## WHAT THIS TASK INVOLVES
Copy every record below exactly.

## AVAILABLE RECORDS
* * *

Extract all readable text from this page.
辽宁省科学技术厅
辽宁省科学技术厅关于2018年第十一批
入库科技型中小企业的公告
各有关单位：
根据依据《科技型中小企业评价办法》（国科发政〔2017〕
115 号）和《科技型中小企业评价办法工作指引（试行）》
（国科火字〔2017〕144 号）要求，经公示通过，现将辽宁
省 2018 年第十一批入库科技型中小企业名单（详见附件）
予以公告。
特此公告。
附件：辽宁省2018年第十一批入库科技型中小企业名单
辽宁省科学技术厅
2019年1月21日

* * *

## TASK OUTPUT
Extract all readable text from this page.
辽宁省科学技术厅
辽宁省科学技术厅关于2018年第十一批
入库科技型中小企业的公告
各有关单位：
根据依据《科技型中小企业评价办法》（国科发政〔2017〕
115 号）和《科技型中小企业评价办法工作指引（试行）》
（国科火字〔2017〕144 号）要求，经公示通过，现将辽宁
省 2018 年第十一批入库科技型中小企业名单（详见附件）
予以公告。
特此公告。
附件：辽宁省2018年第十一批入库科技型中小企业名单
辽宁省科学技术厅
2019年1月21日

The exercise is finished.